Items ▸
• • •

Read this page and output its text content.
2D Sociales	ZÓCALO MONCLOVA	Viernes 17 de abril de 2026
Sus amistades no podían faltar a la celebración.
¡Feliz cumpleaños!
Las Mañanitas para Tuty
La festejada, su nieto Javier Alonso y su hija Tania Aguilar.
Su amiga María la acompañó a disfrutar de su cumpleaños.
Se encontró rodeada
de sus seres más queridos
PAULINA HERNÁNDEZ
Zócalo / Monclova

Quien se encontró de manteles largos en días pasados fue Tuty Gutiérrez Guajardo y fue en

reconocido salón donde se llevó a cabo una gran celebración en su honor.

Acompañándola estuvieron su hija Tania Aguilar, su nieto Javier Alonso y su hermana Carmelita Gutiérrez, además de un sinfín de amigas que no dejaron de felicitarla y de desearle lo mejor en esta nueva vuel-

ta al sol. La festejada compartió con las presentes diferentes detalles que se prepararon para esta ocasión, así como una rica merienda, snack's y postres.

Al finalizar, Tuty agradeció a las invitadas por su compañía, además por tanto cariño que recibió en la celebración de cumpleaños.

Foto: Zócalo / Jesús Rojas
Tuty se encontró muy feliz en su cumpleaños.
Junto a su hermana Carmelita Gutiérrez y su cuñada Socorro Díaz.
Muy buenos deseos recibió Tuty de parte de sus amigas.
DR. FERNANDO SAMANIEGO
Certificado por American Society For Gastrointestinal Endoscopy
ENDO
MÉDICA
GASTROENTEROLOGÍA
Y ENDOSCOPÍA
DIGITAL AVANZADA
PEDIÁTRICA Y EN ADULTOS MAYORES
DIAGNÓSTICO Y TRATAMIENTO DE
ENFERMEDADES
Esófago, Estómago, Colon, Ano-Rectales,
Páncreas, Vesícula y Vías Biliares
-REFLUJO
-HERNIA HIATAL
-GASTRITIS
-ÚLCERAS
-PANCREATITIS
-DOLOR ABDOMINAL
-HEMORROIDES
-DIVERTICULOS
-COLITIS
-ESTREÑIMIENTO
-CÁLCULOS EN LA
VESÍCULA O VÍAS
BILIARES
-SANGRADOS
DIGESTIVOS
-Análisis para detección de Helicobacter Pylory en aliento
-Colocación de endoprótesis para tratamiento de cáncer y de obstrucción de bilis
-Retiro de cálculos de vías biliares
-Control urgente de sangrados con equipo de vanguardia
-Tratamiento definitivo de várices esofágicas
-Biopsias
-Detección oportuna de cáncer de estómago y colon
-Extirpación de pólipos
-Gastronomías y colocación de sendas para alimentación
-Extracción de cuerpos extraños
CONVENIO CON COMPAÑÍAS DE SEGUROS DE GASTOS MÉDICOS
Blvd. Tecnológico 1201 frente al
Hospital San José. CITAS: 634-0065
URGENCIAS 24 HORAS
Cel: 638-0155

• • •

Aim ▸ Pick out lines containing the word "hermana", each one as written.

Task output ▸
Acompañándola estuvieron su hija Tania Aguilar, su nieto Javier Alonso y su hermana Carmelita Gutiérrez, además de un sinfín de amigas que no dejaron de felicitarla y de desearle lo mejor en esta nueva vuel-
Junto a su hermana Carmelita Gutiérrez y su cuñada Socorro Díaz.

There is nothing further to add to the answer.